▶ **Task instructions**: Go through the entries below and collect each line with the string "nearest" in it.

▶ **Entries supplied**:
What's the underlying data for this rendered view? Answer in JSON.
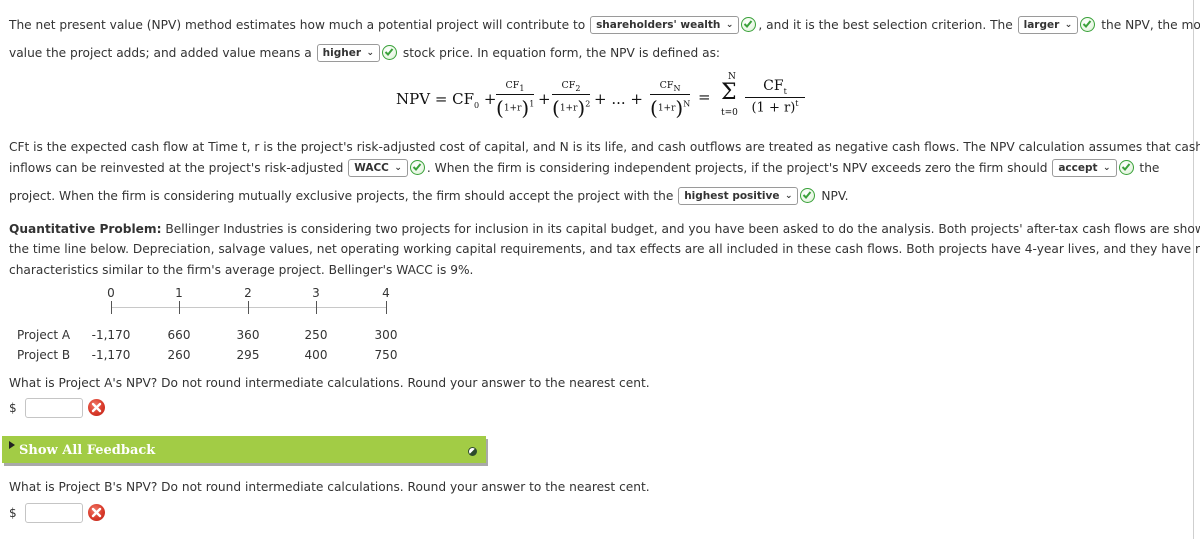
{
  "intro": {
    "line1_a": "The net present value (NPV) method estimates how much a potential project will contribute to",
    "select_wealth": "shareholders' wealth",
    "line1_b": ", and it is the best selection criterion. The",
    "select_larger": "larger",
    "line1_c": "the NPV, the more",
    "line2_a": "value the project adds; and added value means a",
    "select_higher": "higher",
    "line2_b": "stock price. In equation form, the NPV is defined as:"
  },
  "formula": {
    "lhs": "NPV = CF",
    "sub0": "0",
    "plus": "+",
    "cf1": "CF",
    "cf1_sub": "1",
    "cf2": "CF",
    "cf2_sub": "2",
    "cfn": "CF",
    "cfn_sub": "N",
    "one_plus_r": "1+r",
    "exp1": "1",
    "exp2": "2",
    "expN": "N",
    "ellipsis": "+ ... +",
    "equals": "=",
    "sigma": "Σ",
    "sigma_top": "N",
    "sigma_bottom": "t=0",
    "cft": "CF",
    "cft_sub": "t",
    "den_t": "(1 + r)",
    "den_t_exp": "t"
  },
  "explain": {
    "line1": "CFt is the expected cash flow at Time t, r is the project's risk-adjusted cost of capital, and N is its life, and cash outflows are treated as negative cash flows. The NPV calculation assumes that cash",
    "line2_a": "inflows can be reinvested at the project's risk-adjusted",
    "select_wacc": "WACC",
    "line2_b": ". When the firm is considering independent projects, if the project's NPV exceeds zero the firm should",
    "select_accept": "accept",
    "line2_c": "the",
    "line3_a": "project. When the firm is considering mutually exclusive projects, the firm should accept the project with the",
    "select_highest": "highest positive",
    "line3_b": "NPV."
  },
  "problem": {
    "bold": "Quantitative Problem:",
    "line1": " Bellinger Industries is considering two projects for inclusion in its capital budget, and you have been asked to do the analysis. Both projects' after-tax cash flows are shown on",
    "line2": "the time line below. Depreciation, salvage values, net operating working capital requirements, and tax effects are all included in these cash flows. Both projects have 4-year lives, and they have risk",
    "line3": "characteristics similar to the firm's average project. Bellinger's WACC is 9%."
  },
  "timeline": {
    "periods": [
      "0",
      "1",
      "2",
      "3",
      "4"
    ],
    "projects": [
      {
        "name": "Project A",
        "cash_flows": [
          "-1,170",
          "660",
          "360",
          "250",
          "300"
        ]
      },
      {
        "name": "Project B",
        "cash_flows": [
          "-1,170",
          "260",
          "295",
          "400",
          "750"
        ]
      }
    ]
  },
  "questions": [
    {
      "prompt": "What is Project A's NPV? Do not round intermediate calculations. Round your answer to the nearest cent.",
      "currency": "$",
      "value": "",
      "status": "incorrect"
    },
    {
      "prompt": "What is Project B's NPV? Do not round intermediate calculations. Round your answer to the nearest cent.",
      "currency": "$",
      "value": "",
      "status": "incorrect"
    }
  ],
  "feedback": {
    "label": "Show All Feedback"
  },
  "colors": {
    "feedback_green": "#a2cc45",
    "check_green": "#3aa13a",
    "error_red": "#d93a2a"
  }
}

▶ **Full answer**:
      "prompt": "What is Project A's NPV? Do not round intermediate calculations. Round your answer to the nearest cent.",
      "prompt": "What is Project B's NPV? Do not round intermediate calculations. Round your answer to the nearest cent.",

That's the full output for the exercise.